Entries from a dataset -
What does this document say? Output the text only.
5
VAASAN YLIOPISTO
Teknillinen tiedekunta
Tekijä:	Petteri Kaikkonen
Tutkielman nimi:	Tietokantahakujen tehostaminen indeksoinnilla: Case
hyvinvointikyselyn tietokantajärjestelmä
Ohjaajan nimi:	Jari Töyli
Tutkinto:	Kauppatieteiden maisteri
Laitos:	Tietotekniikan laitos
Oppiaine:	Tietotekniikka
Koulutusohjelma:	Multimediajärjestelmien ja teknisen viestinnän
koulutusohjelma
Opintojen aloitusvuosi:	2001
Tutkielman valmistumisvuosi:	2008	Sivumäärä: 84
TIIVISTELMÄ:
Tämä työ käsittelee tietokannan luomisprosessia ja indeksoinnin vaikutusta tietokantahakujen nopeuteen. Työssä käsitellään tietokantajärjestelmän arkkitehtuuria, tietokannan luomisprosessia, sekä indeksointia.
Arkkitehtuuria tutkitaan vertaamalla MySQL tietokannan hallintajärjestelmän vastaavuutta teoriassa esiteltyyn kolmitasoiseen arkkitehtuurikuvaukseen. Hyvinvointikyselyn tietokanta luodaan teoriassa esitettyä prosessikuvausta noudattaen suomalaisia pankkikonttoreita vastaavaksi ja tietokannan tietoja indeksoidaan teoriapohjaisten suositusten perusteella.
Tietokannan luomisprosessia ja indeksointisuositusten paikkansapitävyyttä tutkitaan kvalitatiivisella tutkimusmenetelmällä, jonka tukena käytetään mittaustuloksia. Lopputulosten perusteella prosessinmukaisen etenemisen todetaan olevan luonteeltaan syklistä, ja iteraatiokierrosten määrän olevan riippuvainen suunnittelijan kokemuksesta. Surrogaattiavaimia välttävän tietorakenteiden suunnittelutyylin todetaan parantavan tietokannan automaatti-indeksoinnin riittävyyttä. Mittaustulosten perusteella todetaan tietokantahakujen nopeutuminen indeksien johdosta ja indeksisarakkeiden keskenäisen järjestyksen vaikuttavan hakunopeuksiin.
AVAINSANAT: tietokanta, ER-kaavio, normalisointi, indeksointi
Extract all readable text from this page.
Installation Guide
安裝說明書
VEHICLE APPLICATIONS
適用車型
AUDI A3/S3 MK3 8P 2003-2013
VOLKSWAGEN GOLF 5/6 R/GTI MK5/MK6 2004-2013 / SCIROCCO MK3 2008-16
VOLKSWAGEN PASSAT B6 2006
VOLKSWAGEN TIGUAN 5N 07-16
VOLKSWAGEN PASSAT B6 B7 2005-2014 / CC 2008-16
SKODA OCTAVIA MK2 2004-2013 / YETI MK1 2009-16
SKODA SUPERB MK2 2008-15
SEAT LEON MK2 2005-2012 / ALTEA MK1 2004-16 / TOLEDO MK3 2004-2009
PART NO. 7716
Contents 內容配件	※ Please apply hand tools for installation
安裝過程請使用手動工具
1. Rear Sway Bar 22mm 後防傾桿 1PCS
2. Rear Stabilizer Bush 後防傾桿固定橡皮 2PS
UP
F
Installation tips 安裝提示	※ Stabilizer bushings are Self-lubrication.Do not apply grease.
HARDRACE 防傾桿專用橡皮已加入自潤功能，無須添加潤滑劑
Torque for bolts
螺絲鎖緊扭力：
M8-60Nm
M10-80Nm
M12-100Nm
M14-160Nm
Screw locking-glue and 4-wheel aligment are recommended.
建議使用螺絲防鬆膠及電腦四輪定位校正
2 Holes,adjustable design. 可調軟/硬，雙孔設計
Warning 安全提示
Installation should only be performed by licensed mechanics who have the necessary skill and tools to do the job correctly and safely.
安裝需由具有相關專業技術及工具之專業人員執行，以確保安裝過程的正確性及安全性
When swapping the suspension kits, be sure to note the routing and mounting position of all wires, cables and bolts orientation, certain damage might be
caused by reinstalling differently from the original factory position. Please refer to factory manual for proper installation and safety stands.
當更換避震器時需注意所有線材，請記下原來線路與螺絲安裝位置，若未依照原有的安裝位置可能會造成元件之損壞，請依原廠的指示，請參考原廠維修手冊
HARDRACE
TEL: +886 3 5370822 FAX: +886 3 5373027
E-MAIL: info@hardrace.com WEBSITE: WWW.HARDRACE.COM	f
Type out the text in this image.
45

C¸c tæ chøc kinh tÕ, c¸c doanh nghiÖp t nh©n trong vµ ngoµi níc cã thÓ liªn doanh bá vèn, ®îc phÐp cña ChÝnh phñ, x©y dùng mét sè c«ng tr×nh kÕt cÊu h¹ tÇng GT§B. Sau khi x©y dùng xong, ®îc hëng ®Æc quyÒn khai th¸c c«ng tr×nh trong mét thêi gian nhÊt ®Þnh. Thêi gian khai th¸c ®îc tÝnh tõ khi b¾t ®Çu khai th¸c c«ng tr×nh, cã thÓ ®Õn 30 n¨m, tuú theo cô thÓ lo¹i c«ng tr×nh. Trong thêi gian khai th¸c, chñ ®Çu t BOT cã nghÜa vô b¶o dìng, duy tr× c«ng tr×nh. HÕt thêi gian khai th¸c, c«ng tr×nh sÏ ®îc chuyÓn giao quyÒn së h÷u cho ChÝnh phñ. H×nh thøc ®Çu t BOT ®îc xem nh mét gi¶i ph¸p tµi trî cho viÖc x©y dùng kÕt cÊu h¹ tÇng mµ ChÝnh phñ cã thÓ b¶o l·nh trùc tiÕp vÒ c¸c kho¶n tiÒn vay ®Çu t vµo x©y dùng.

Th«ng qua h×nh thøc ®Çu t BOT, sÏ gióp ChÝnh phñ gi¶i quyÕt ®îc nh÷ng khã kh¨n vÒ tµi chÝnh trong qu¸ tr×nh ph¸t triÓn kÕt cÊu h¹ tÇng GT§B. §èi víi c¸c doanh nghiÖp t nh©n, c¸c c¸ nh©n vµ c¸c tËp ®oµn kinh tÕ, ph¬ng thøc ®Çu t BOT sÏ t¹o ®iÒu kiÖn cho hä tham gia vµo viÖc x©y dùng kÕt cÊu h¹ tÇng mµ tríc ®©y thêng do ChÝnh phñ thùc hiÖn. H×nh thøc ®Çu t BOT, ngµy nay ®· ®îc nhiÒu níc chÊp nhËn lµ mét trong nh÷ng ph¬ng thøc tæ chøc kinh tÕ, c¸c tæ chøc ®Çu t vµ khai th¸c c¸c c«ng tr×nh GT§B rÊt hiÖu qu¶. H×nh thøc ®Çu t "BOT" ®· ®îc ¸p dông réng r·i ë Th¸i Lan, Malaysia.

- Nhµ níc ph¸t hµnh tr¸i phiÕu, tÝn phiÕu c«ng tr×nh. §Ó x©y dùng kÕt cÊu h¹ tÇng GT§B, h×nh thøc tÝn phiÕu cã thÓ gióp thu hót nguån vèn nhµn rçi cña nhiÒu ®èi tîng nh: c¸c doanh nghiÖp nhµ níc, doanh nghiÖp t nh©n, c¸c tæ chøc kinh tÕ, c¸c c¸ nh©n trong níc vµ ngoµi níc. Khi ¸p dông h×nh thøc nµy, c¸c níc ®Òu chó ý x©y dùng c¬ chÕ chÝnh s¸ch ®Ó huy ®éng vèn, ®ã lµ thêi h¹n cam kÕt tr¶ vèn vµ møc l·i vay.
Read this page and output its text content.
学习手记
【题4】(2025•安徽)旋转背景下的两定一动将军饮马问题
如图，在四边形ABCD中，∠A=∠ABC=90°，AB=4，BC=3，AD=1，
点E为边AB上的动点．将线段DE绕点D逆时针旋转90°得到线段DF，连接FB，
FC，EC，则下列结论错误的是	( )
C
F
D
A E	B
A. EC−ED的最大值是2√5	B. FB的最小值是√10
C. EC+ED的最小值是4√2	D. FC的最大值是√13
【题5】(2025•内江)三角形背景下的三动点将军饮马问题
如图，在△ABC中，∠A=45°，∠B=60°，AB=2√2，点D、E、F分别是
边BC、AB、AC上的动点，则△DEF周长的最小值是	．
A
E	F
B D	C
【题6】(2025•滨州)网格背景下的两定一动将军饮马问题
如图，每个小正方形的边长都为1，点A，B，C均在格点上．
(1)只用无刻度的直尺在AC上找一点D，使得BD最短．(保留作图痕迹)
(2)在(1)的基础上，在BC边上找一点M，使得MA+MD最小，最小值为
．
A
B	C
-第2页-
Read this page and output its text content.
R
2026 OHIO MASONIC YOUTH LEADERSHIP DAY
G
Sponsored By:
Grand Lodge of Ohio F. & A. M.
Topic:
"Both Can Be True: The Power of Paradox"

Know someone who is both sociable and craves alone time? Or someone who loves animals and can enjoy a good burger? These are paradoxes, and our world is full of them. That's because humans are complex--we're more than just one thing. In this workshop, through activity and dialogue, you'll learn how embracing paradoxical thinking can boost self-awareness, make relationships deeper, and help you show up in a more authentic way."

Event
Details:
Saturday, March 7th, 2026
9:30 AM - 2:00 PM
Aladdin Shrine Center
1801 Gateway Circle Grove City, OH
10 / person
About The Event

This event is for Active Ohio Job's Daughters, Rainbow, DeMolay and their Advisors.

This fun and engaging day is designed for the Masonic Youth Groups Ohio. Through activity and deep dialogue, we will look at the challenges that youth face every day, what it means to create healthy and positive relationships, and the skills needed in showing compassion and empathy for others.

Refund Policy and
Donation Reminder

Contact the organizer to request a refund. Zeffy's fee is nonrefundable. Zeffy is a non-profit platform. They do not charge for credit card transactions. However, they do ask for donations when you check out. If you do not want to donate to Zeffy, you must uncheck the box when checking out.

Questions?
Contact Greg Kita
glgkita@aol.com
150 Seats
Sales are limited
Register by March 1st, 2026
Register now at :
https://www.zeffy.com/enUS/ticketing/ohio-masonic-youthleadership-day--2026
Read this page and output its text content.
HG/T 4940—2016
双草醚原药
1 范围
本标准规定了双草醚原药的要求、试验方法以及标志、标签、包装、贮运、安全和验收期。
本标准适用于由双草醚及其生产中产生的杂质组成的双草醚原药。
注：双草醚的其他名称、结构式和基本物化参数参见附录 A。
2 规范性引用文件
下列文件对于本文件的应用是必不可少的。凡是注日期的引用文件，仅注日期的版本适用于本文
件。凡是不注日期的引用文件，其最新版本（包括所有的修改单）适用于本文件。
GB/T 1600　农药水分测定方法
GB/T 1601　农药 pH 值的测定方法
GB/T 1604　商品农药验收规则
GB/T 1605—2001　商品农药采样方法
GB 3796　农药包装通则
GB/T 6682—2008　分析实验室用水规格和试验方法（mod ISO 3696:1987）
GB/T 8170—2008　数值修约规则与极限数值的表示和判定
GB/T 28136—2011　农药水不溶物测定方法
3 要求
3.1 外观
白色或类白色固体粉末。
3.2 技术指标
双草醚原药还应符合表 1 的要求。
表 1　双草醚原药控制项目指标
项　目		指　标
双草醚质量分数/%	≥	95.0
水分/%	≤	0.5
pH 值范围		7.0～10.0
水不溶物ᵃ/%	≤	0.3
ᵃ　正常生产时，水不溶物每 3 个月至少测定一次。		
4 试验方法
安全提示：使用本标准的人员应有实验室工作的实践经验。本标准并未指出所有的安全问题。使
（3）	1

WHAT IS EXPECTED -
Give only the number of lines in the entries that contain "tools".

CORRECT RESPONSE -
2